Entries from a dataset
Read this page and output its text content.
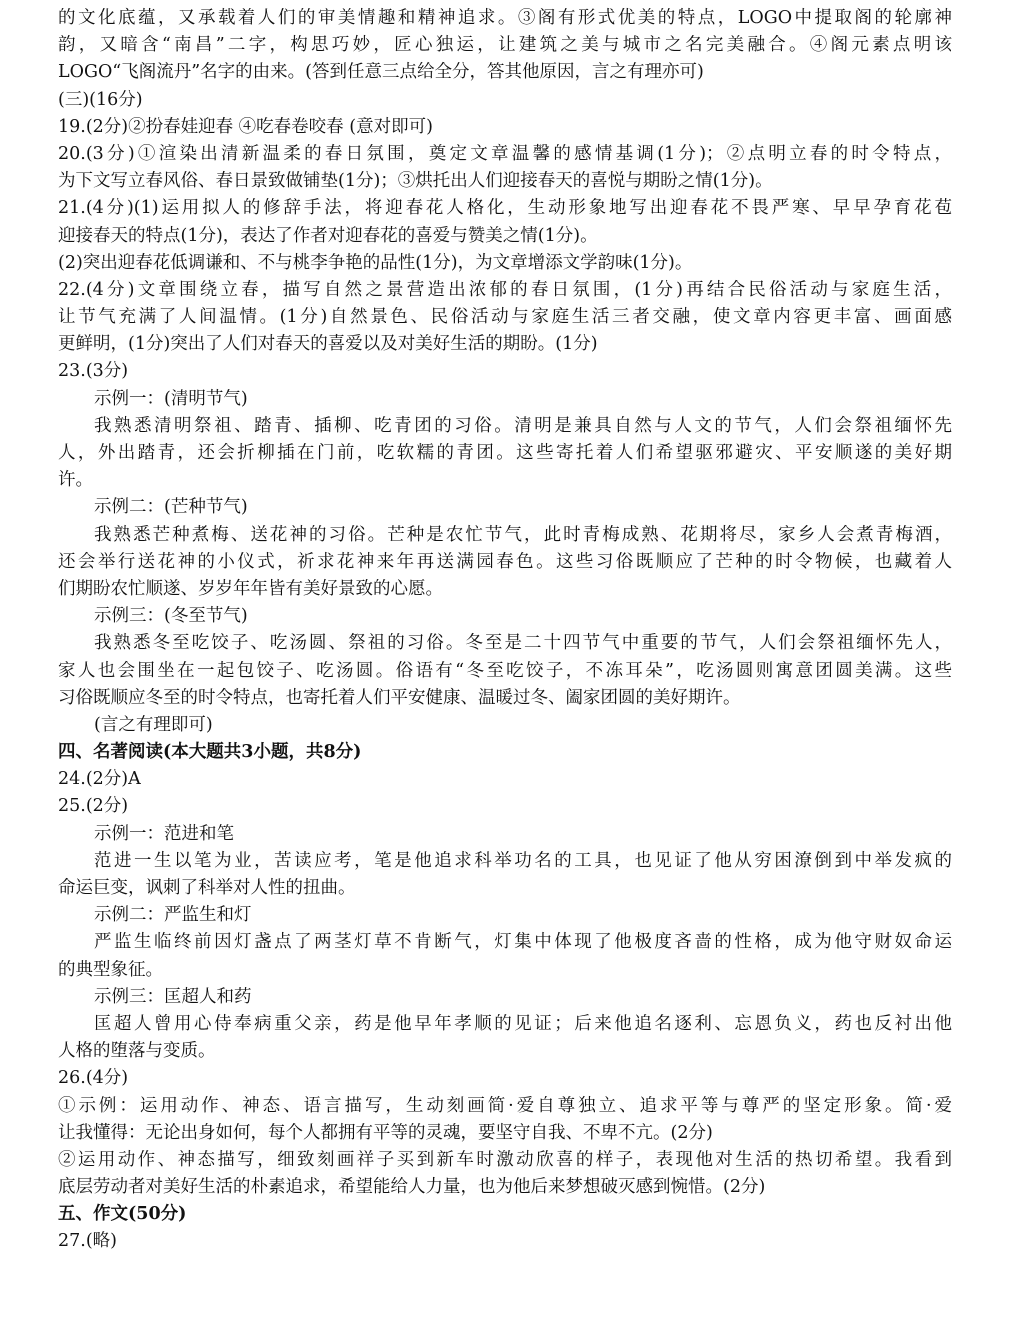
的文化底蕴，又承载着人们的审美情趣和精神追求。③阁有形式优美的特点，LOGO中提取阁的轮廓神
韵，又暗含“南昌”二字，构思巧妙，匠心独运，让建筑之美与城市之名完美融合。④阁元素点明该
LOGO“飞阁流丹”名字的由来。(答到任意三点给全分，答其他原因，言之有理亦可)
(三)(16分)
19.(2分)②扮春娃迎春 ④吃春卷咬春 (意对即可)
20.(3分)①渲染出清新温柔的春日氛围，奠定文章温馨的感情基调(1分)；②点明立春的时令特点，
为下文写立春风俗、春日景致做铺垫(1分)；③烘托出人们迎接春天的喜悦与期盼之情(1分)。
21.(4分)(1)运用拟人的修辞手法，将迎春花人格化，生动形象地写出迎春花不畏严寒、早早孕育花苞
迎接春天的特点(1分)，表达了作者对迎春花的喜爱与赞美之情(1分)。
(2)突出迎春花低调谦和、不与桃李争艳的品性(1分)，为文章增添文学韵味(1分)。
22.(4分)文章围绕立春，描写自然之景营造出浓郁的春日氛围，(1分)再结合民俗活动与家庭生活，
让节气充满了人间温情。(1分)自然景色、民俗活动与家庭生活三者交融，使文章内容更丰富、画面感
更鲜明，(1分)突出了人们对春天的喜爱以及对美好生活的期盼。(1分)
23.(3分)
示例一：(清明节气)
我熟悉清明祭祖、踏青、插柳、吃青团的习俗。清明是兼具自然与人文的节气，人们会祭祖缅怀先
人，外出踏青，还会折柳插在门前，吃软糯的青团。这些寄托着人们希望驱邪避灾、平安顺遂的美好期
许。
示例二：(芒种节气)
我熟悉芒种煮梅、送花神的习俗。芒种是农忙节气，此时青梅成熟、花期将尽，家乡人会煮青梅酒，
还会举行送花神的小仪式，祈求花神来年再送满园春色。这些习俗既顺应了芒种的时令物候，也藏着人
们期盼农忙顺遂、岁岁年年皆有美好景致的心愿。
示例三：(冬至节气)
我熟悉冬至吃饺子、吃汤圆、祭祖的习俗。冬至是二十四节气中重要的节气，人们会祭祖缅怀先人，
家人也会围坐在一起包饺子、吃汤圆。俗语有“冬至吃饺子，不冻耳朵”，吃汤圆则寓意团圆美满。这些
习俗既顺应冬至的时令特点，也寄托着人们平安健康、温暖过冬、阖家团圆的美好期许。
(言之有理即可)
四、名著阅读(本大题共3小题，共8分)
24.(2分)A
25.(2分)
示例一：范进和笔
范进一生以笔为业，苦读应考，笔是他追求科举功名的工具，也见证了他从穷困潦倒到中举发疯的
命运巨变，讽刺了科举对人性的扭曲。
示例二：严监生和灯
严监生临终前因灯盏点了两茎灯草不肯断气，灯集中体现了他极度吝啬的性格，成为他守财奴命运
的典型象征。
示例三：匡超人和药
匡超人曾用心侍奉病重父亲，药是他早年孝顺的见证；后来他追名逐利、忘恩负义，药也反衬出他
人格的堕落与变质。
26.(4分)
①示例：运用动作、神态、语言描写，生动刻画简·爱自尊独立、追求平等与尊严的坚定形象。简·爱
让我懂得：无论出身如何，每个人都拥有平等的灵魂，要坚守自我、不卑不亢。(2分)
②运用动作、神态描写，细致刻画祥子买到新车时激动欣喜的样子，表现他对生活的热切希望。我看到
底层劳动者对美好生活的朴素追求，希望能给人力量，也为他后来梦想破灭感到惋惜。(2分)
五、作文(50分)
27.(略)
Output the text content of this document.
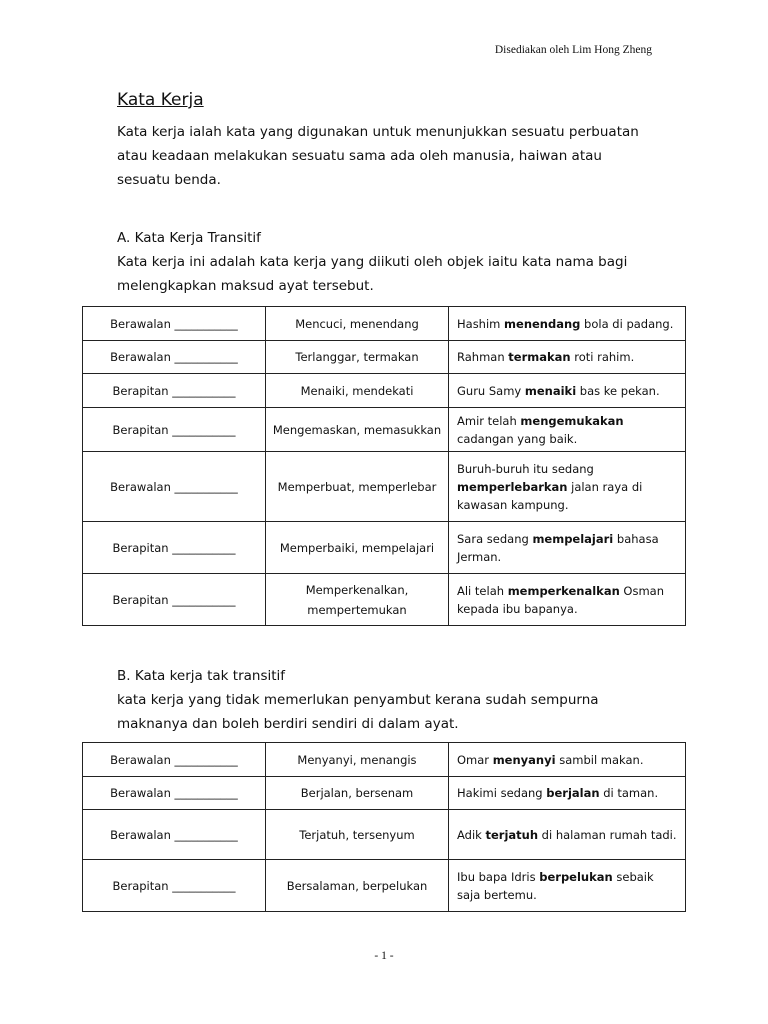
Disediakan oleh Lim Hong Zheng
Kata Kerja

Kata kerja ialah kata yang digunakan untuk menunjukkan sesuatu perbuatan atau keadaan melakukan sesuatu sama ada oleh manusia, haiwan atau sesuatu benda.

A. Kata Kerja Transitif

Kata kerja ini adalah kata kerja yang diikuti oleh objek iaitu kata nama bagi melengkapkan maksud ayat tersebut.

Berawalan ___________	Mencuci, menendang	Hashim menendang bola di padang.
Berawalan ___________	Terlanggar, termakan	Rahman termakan roti rahim.
Berapitan ___________	Menaiki, mendekati	Guru Samy menaiki bas ke pekan.
Berapitan ___________	Mengemaskan, memasukkan	Amir telah mengemukakan cadangan yang baik.
Berawalan ___________	Memperbuat, memperlebar	Buruh-buruh itu sedang memperlebarkan jalan raya di kawasan kampung.
Berapitan ___________	Memperbaiki, mempelajari	Sara sedang mempelajari bahasa Jerman.
Berapitan ___________	Memperkenalkan, mempertemukan	Ali telah memperkenalkan Osman kepada ibu bapanya.
B. Kata kerja tak transitif

kata kerja yang tidak memerlukan penyambut kerana sudah sempurna maknanya dan boleh berdiri sendiri di dalam ayat.

Berawalan ___________	Menyanyi, menangis	Omar menyanyi sambil makan.
Berawalan ___________	Berjalan, bersenam	Hakimi sedang berjalan di taman.
Berawalan ___________	Terjatuh, tersenyum	Adik terjatuh di halaman rumah tadi.
Berapitan ___________	Bersalaman, berpelukan	Ibu bapa Idris berpelukan sebaik saja bertemu.
- 1 -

● TASK DETAILS:
Print the full listing exactly, dropping the pictures.

● WRITTEN REPLY:
Read this page and output its text content.
的文化底蕴，又承载着人们的审美情趣和精神追求。③阁有形式优美的特点，LOGO中提取阁的轮廓神
韵，又暗含“南昌”二字，构思巧妙，匠心独运，让建筑之美与城市之名完美融合。④阁元素点明该
LOGO“飞阁流丹”名字的由来。(答到任意三点给全分，答其他原因，言之有理亦可)
(三)(16分)
19.(2分)②扮春娃迎春 ④吃春卷咬春 (意对即可)
20.(3分)①渲染出清新温柔的春日氛围，奠定文章温馨的感情基调(1分)；②点明立春的时令特点，
为下文写立春风俗、春日景致做铺垫(1分)；③烘托出人们迎接春天的喜悦与期盼之情(1分)。
21.(4分)(1)运用拟人的修辞手法，将迎春花人格化，生动形象地写出迎春花不畏严寒、早早孕育花苞
迎接春天的特点(1分)，表达了作者对迎春花的喜爱与赞美之情(1分)。
(2)突出迎春花低调谦和、不与桃李争艳的品性(1分)，为文章增添文学韵味(1分)。
22.(4分)文章围绕立春，描写自然之景营造出浓郁的春日氛围，(1分)再结合民俗活动与家庭生活，
让节气充满了人间温情。(1分)自然景色、民俗活动与家庭生活三者交融，使文章内容更丰富、画面感
更鲜明，(1分)突出了人们对春天的喜爱以及对美好生活的期盼。(1分)
23.(3分)
示例一：(清明节气)
我熟悉清明祭祖、踏青、插柳、吃青团的习俗。清明是兼具自然与人文的节气，人们会祭祖缅怀先
人，外出踏青，还会折柳插在门前，吃软糯的青团。这些寄托着人们希望驱邪避灾、平安顺遂的美好期
许。
示例二：(芒种节气)
我熟悉芒种煮梅、送花神的习俗。芒种是农忙节气，此时青梅成熟、花期将尽，家乡人会煮青梅酒，
还会举行送花神的小仪式，祈求花神来年再送满园春色。这些习俗既顺应了芒种的时令物候，也藏着人
们期盼农忙顺遂、岁岁年年皆有美好景致的心愿。
示例三：(冬至节气)
我熟悉冬至吃饺子、吃汤圆、祭祖的习俗。冬至是二十四节气中重要的节气，人们会祭祖缅怀先人，
家人也会围坐在一起包饺子、吃汤圆。俗语有“冬至吃饺子，不冻耳朵”，吃汤圆则寓意团圆美满。这些
习俗既顺应冬至的时令特点，也寄托着人们平安健康、温暖过冬、阖家团圆的美好期许。
(言之有理即可)
四、名著阅读(本大题共3小题，共8分)
24.(2分)A
25.(2分)
示例一：范进和笔
范进一生以笔为业，苦读应考，笔是他追求科举功名的工具，也见证了他从穷困潦倒到中举发疯的
命运巨变，讽刺了科举对人性的扭曲。
示例二：严监生和灯
严监生临终前因灯盏点了两茎灯草不肯断气，灯集中体现了他极度吝啬的性格，成为他守财奴命运
的典型象征。
示例三：匡超人和药
匡超人曾用心侍奉病重父亲，药是他早年孝顺的见证；后来他追名逐利、忘恩负义，药也反衬出他
人格的堕落与变质。
26.(4分)
①示例：运用动作、神态、语言描写，生动刻画简·爱自尊独立、追求平等与尊严的坚定形象。简·爱
让我懂得：无论出身如何，每个人都拥有平等的灵魂，要坚守自我、不卑不亢。(2分)
②运用动作、神态描写，细致刻画祥子买到新车时激动欣喜的样子，表现他对生活的热切希望。我看到
底层劳动者对美好生活的朴素追求，希望能给人力量，也为他后来梦想破灭感到惋惜。(2分)
五、作文(50分)
27.(略)
Output the text content of this document.
Disediakan oleh Lim Hong Zheng
Kata Kerja

Kata kerja ialah kata yang digunakan untuk menunjukkan sesuatu perbuatan atau keadaan melakukan sesuatu sama ada oleh manusia, haiwan atau sesuatu benda.

A. Kata Kerja Transitif

Kata kerja ini adalah kata kerja yang diikuti oleh objek iaitu kata nama bagi melengkapkan maksud ayat tersebut.

Berawalan ___________	Mencuci, menendang	Hashim menendang bola di padang.
Berawalan ___________	Terlanggar, termakan	Rahman termakan roti rahim.
Berapitan ___________	Menaiki, mendekati	Guru Samy menaiki bas ke pekan.
Berapitan ___________	Mengemaskan, memasukkan	Amir telah mengemukakan cadangan yang baik.
Berawalan ___________	Memperbuat, memperlebar	Buruh-buruh itu sedang memperlebarkan jalan raya di kawasan kampung.
Berapitan ___________	Memperbaiki, mempelajari	Sara sedang mempelajari bahasa Jerman.
Berapitan ___________	Memperkenalkan, mempertemukan	Ali telah memperkenalkan Osman kepada ibu bapanya.
B. Kata kerja tak transitif

kata kerja yang tidak memerlukan penyambut kerana sudah sempurna maknanya dan boleh berdiri sendiri di dalam ayat.

Berawalan ___________	Menyanyi, menangis	Omar menyanyi sambil makan.
Berawalan ___________	Berjalan, bersenam	Hakimi sedang berjalan di taman.
Berawalan ___________	Terjatuh, tersenyum	Adik terjatuh di halaman rumah tadi.
Berapitan ___________	Bersalaman, berpelukan	Ibu bapa Idris berpelukan sebaik saja bertemu.
- 1 -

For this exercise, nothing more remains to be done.